- Exercise aim -
In the listing below, find every line with the string "this" and pull it out.

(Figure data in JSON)
•••••

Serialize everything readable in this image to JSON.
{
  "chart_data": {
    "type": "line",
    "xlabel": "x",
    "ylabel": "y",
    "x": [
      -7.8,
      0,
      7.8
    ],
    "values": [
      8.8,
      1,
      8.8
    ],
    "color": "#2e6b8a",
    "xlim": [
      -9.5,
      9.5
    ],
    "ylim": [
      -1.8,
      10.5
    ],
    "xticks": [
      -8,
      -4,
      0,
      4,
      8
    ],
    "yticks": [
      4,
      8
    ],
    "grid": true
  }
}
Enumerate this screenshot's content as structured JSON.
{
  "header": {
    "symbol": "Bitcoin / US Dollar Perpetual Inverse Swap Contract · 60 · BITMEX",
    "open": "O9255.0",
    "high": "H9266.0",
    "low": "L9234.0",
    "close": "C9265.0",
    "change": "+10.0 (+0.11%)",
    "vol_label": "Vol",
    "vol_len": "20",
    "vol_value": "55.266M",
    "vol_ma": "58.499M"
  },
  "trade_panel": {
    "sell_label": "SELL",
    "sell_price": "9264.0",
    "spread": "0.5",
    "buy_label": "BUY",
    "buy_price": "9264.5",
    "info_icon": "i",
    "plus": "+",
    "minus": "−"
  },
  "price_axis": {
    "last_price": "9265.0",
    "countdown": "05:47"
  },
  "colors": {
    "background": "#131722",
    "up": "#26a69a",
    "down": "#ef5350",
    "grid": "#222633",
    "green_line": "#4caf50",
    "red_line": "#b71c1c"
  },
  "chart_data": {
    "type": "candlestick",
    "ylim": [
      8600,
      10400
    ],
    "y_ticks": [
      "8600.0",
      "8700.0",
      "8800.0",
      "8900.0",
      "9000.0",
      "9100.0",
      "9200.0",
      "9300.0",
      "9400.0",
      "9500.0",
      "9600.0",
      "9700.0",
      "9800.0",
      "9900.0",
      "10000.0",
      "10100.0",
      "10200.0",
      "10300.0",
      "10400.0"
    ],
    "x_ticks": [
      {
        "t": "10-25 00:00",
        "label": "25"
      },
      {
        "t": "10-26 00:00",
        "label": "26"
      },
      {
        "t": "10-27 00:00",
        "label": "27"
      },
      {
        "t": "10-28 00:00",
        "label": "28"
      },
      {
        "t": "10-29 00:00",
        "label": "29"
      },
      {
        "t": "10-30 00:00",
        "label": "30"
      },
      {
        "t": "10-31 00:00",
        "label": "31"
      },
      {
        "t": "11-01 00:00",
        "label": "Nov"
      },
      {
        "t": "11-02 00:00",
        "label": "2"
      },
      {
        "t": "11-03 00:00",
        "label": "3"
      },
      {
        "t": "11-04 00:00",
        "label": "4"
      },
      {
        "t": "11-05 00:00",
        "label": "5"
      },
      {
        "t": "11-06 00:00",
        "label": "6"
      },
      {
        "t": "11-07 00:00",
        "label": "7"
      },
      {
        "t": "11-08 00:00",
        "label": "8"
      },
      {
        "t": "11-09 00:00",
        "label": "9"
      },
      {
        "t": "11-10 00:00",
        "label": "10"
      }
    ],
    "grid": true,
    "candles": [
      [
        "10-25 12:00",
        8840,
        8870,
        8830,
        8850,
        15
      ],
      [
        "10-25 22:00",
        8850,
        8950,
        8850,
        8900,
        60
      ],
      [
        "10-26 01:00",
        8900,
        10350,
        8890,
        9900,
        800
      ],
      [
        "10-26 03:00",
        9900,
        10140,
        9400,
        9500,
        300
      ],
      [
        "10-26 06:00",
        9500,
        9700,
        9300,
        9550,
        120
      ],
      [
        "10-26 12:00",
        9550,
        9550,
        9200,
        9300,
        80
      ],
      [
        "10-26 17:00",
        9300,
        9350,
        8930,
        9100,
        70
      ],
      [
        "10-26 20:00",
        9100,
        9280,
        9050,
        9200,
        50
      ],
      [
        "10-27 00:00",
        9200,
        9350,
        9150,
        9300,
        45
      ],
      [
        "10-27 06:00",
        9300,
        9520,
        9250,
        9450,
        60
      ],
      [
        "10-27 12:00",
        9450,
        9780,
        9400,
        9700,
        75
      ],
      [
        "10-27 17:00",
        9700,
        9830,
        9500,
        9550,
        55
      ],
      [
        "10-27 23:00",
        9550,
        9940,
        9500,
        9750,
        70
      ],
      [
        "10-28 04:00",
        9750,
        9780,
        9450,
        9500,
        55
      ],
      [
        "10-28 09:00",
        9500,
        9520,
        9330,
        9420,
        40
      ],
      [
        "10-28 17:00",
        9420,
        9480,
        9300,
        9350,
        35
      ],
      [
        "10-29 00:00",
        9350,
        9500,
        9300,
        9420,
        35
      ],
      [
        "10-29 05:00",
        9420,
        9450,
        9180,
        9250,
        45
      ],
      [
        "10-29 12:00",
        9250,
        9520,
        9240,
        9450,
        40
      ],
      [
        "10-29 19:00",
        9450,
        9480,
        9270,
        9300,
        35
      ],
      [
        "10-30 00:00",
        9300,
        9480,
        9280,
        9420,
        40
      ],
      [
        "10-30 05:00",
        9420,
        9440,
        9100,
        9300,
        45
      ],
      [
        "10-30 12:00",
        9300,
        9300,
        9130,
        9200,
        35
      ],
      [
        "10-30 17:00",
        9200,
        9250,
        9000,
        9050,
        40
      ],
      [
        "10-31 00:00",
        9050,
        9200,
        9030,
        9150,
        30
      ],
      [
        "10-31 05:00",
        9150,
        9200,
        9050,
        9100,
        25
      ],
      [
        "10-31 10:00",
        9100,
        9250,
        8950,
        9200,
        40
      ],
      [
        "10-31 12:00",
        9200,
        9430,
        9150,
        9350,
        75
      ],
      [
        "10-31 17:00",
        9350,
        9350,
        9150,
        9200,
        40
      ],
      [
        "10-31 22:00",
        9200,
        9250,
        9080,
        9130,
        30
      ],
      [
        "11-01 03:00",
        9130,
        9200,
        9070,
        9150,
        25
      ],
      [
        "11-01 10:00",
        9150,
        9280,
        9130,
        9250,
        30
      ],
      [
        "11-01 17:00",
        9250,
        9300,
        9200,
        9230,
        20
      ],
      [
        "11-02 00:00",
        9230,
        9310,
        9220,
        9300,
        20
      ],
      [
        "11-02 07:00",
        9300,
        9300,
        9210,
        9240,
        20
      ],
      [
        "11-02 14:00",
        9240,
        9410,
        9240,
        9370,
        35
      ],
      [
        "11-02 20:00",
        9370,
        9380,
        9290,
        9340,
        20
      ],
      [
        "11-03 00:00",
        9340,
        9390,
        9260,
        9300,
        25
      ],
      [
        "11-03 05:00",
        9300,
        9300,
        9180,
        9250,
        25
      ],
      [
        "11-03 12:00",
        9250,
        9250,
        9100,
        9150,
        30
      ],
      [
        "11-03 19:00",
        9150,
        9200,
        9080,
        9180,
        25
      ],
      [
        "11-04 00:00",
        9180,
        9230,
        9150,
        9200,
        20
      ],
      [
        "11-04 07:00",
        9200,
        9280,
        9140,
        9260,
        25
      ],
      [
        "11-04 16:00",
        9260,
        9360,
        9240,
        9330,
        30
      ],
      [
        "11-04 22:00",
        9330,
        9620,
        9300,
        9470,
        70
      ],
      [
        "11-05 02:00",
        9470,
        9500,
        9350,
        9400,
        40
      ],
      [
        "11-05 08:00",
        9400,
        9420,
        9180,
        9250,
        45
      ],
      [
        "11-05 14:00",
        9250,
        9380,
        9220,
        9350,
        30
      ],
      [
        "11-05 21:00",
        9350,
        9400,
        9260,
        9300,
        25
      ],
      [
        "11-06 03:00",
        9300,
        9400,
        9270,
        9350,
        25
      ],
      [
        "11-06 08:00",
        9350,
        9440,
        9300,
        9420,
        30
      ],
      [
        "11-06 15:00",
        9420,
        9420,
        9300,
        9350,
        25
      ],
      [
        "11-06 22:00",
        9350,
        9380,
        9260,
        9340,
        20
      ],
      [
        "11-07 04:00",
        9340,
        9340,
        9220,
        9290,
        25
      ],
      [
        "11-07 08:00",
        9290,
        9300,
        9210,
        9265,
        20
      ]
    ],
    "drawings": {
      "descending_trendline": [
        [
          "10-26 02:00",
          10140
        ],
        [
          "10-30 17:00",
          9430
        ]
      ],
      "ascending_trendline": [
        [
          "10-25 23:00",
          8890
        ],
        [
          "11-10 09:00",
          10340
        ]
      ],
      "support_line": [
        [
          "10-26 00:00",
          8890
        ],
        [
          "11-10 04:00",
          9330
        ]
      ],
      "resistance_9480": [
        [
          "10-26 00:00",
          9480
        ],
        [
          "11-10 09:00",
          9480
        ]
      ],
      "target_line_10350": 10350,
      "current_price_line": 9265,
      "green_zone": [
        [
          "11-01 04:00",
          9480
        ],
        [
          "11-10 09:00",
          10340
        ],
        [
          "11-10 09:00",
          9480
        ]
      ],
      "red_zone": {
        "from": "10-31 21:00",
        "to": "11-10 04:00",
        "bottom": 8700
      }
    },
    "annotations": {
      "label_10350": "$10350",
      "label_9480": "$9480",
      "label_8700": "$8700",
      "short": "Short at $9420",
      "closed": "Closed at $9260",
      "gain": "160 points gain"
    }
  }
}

•••••

- Expected output -
Serialize everything readable in this image to JSON.
Enumerate this screenshot's content as structured JSON.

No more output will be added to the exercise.